> _QUESTÕES DE ESTUDO_:
A) Diga se cada afirmação concorda com o texto, respondendo sim ou não e citando as palavras do texto que decidem a questão. (i) Para o Brasil, ir contra o multilateralismo é suicida. (ii) Bolsonaro tem força para promover uma ruptura institucional. (iii) A corrente de pensamento descrita vê a ONU como ameaça à soberania dos países.
B) Por favor, reproduza o trecho do texto entre "Evidentemente, nada disso" e "do governo, claro).", inclusive.

Eis o que ainda está no escuro, mas deve ser levado à luz: Bolsonaro, incapaz de pensar, relega tal tarefa a seus ideólogos. A base do pensamento bolsonarista jaz em uma corrente de pensamento que vê na ONU e em demais organismos multilaterais ameaças à soberania dos países. Para eles, tais organizações tiram o poder decisório dos Estados, transferindo-o a uma assembleia de burocratas que não foram eleitos e que não prestam contas a ninguém. Tal assembleia pode decidir – e muitas vezes decide – com base nos interesses de uma elite global, que é avessa aos interesses populares.
Seguindo tal linha, percebemos que causar uma boa impressão diante da assembleia da ONU e buscar fortalecer os mecanismos multilaterais não está no interesse do bolsonarismo. Para sua base de fanatizados, não há vantagem alguma na cooperação multilateral; pelo contrário, ela representa subserviência.
Além do óbvio fato de que tal tendência de pensamento político ignora que o multilateralismo e o sistema da ONU foram um dos principais responsáveis pela paz e prosperidade do pós-guerra – período em que, com todos os vários e profundos problemas, atingimos patamares antes impensáveis de desenvolvimento -, é preciso lembrar que potências regionais e periféricas, como o Brasil, não têm força o suficiente para negociar em condição de igualdade com países desenvolvidos. Dependemos do multilateralismo para a nossa própria segurança e prosperidade. Para um país como os Estados Unidos, ir contra o multilateralismo é uma estratégia duvidosa; para o Brasil, é suicida.
Evidentemente, nada disso interessa a Bolsonaro. Espremido por índices crescentes de inflação, baixo crescimento e desemprego – uma receita econômica que torna impossível a reeleição – o presidente se vale da arma que tem: a radicalização de suas bases. Assim, promove atos grotescos, como os do dia 7 de setembro e faz contínuas ameaças no sentido de uma ruptura institucional, o que ele não tem força nem coragem para fazer. Tais ameaças levam ao delírio as viúvas do regime militar, época mítica em que reinava a paz e a prosperidade (até que alguém ousasse discordar do governo, claro).

> _OS DADOS_:
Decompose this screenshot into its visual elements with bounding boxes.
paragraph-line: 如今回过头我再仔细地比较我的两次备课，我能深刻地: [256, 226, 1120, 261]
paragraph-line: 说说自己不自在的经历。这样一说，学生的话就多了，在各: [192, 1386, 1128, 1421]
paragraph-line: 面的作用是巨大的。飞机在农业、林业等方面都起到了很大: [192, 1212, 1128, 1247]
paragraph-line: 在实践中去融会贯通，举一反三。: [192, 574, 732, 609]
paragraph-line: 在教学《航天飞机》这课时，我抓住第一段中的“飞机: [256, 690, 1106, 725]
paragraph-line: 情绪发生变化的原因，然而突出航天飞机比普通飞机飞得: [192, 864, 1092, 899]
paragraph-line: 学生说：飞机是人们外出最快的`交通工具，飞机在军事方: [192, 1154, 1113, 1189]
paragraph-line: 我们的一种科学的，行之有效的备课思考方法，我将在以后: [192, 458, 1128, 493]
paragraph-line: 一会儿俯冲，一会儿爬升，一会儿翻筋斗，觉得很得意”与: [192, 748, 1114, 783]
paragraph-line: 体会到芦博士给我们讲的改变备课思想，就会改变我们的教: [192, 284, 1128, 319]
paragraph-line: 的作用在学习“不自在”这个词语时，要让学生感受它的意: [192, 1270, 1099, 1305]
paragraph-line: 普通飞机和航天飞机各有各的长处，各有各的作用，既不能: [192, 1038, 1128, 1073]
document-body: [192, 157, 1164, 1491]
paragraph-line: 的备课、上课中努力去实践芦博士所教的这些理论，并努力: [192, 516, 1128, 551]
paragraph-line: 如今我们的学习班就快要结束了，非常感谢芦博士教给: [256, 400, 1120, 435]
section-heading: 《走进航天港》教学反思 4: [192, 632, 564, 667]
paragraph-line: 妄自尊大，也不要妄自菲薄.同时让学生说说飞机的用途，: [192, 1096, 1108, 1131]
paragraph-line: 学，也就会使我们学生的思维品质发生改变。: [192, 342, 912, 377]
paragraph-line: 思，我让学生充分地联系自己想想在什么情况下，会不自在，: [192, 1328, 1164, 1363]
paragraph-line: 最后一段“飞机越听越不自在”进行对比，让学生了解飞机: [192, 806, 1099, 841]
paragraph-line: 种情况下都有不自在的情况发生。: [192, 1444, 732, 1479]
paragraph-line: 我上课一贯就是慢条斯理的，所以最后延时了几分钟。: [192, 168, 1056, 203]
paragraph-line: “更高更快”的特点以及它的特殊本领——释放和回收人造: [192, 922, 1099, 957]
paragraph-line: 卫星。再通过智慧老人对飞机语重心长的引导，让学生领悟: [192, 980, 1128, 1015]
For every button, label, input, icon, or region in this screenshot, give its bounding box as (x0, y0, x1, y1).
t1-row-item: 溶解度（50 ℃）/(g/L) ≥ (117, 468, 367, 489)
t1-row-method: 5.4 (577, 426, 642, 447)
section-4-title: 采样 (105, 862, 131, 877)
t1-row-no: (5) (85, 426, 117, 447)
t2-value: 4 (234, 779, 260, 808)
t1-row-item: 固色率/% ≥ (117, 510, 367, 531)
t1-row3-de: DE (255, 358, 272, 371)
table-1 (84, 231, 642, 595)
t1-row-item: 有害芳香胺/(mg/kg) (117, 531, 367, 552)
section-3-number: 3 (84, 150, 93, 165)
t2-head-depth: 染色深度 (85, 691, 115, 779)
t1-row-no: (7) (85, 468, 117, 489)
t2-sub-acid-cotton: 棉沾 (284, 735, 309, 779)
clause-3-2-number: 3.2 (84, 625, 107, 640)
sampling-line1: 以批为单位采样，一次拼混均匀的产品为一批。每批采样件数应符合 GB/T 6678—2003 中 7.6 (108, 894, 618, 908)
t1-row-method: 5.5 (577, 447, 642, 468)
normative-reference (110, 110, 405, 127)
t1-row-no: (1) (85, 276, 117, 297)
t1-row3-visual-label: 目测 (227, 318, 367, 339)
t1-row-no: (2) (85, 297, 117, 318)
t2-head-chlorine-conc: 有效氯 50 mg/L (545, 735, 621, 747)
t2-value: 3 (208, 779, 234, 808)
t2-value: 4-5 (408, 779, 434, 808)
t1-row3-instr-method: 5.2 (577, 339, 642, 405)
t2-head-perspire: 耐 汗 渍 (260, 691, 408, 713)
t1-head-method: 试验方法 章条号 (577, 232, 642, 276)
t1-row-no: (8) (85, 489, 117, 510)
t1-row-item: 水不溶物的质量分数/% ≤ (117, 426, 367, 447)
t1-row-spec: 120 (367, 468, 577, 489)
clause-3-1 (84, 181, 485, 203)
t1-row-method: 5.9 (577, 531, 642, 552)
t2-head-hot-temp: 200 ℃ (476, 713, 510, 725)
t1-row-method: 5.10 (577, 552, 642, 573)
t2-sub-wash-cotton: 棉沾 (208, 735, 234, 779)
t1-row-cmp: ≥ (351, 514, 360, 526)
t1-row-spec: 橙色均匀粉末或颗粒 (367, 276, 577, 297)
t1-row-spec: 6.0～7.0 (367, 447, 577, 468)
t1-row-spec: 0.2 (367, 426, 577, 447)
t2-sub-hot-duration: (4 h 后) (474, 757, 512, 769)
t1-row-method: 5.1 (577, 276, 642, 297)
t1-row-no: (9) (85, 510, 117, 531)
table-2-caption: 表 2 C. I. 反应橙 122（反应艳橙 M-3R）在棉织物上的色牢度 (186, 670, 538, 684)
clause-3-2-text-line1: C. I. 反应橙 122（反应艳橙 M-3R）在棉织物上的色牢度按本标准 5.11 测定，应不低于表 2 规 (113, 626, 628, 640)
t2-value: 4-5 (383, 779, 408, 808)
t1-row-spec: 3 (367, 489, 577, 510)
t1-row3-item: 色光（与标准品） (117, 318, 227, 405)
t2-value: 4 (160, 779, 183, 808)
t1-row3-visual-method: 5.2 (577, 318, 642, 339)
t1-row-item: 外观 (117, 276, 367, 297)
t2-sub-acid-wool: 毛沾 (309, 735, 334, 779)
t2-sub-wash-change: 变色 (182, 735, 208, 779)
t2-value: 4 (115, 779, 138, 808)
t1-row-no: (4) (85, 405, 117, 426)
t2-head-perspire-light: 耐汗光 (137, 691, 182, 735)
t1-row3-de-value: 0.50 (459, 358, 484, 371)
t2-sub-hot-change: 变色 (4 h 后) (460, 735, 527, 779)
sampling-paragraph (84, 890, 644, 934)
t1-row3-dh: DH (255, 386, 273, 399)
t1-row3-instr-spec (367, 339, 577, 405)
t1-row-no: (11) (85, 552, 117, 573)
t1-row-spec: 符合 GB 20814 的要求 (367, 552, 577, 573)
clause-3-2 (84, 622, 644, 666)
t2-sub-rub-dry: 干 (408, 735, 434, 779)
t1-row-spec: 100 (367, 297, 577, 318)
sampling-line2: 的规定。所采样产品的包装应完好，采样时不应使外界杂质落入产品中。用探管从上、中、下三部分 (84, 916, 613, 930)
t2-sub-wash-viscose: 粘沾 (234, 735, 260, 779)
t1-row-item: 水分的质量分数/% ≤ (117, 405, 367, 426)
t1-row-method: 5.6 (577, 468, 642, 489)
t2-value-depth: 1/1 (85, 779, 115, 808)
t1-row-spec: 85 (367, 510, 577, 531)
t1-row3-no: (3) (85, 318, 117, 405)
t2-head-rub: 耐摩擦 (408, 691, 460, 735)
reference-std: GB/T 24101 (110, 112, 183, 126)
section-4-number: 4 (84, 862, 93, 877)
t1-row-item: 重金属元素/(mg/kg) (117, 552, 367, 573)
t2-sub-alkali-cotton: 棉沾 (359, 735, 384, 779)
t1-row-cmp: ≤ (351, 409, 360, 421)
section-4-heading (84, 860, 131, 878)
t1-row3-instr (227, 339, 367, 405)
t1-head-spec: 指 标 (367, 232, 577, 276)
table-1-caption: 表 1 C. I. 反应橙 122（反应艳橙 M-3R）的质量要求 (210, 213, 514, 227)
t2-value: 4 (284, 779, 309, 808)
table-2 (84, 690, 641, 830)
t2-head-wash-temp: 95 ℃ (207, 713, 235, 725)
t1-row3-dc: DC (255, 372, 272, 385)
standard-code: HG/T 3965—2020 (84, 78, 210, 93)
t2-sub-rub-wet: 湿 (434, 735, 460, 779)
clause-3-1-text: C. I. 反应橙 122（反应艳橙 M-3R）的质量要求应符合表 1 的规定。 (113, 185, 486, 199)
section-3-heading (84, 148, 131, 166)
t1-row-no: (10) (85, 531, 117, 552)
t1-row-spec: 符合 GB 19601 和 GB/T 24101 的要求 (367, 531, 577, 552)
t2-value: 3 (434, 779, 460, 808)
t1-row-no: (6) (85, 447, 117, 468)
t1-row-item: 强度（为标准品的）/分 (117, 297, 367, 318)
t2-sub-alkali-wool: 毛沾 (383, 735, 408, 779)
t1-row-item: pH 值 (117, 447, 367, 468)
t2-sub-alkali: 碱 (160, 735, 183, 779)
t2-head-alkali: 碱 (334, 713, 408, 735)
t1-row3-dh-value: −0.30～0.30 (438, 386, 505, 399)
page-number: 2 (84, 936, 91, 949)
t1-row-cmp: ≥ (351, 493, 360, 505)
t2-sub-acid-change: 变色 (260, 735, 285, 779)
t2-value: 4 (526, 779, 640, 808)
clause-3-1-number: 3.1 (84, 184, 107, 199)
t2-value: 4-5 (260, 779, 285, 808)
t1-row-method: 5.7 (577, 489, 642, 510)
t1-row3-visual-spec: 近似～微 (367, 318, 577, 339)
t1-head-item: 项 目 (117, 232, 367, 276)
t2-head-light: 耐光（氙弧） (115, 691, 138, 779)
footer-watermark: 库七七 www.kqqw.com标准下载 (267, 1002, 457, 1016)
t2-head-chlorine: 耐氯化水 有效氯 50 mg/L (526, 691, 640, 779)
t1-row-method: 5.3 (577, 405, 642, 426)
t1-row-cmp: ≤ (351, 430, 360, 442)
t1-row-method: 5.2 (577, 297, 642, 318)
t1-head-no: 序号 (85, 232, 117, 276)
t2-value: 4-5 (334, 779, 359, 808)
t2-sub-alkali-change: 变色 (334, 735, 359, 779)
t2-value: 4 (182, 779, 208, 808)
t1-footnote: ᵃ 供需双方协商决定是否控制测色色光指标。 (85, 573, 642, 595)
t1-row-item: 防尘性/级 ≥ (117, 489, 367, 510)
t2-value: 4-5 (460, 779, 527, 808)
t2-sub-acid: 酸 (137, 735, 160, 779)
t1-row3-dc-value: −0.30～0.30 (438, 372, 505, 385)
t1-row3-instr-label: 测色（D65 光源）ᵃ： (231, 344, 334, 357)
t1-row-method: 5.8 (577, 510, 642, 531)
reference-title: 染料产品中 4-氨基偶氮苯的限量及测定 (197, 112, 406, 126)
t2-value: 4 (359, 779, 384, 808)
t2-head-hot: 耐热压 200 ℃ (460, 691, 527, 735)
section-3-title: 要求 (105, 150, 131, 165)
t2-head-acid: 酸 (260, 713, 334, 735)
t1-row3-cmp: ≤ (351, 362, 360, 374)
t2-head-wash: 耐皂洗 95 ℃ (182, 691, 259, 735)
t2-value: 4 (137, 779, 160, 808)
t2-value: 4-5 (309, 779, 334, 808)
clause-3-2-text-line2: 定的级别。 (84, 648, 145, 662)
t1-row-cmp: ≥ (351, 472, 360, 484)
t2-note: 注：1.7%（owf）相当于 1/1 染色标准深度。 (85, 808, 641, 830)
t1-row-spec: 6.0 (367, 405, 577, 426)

> _RESULTADOS POR TAREFA_:
A)
(i) Sim: "para o Brasil, é suicida."
(ii) Não: "o que ele não tem força nem coragem para fazer."
(iii) Sim: "vê na ONU e em demais organismos multilaterais ameaças à soberania dos países".

B)
Evidentemente, nada disso interessa a Bolsonaro. Espremido por índices crescentes de inflação, baixo crescimento e desemprego – uma receita econômica que torna impossível a reeleição – o presidente se vale da arma que tem: a radicalização de suas bases. Assim, promove atos grotescos, como os do dia 7 de setembro e faz contínuas ameaças no sentido de uma ruptura institucional, o que ele não tem força nem coragem para fazer. Tais ameaças levam ao delírio as viúvas do regime militar, época mítica em que reinava a paz e a prosperidade (até que alguém ousasse discordar do governo, claro).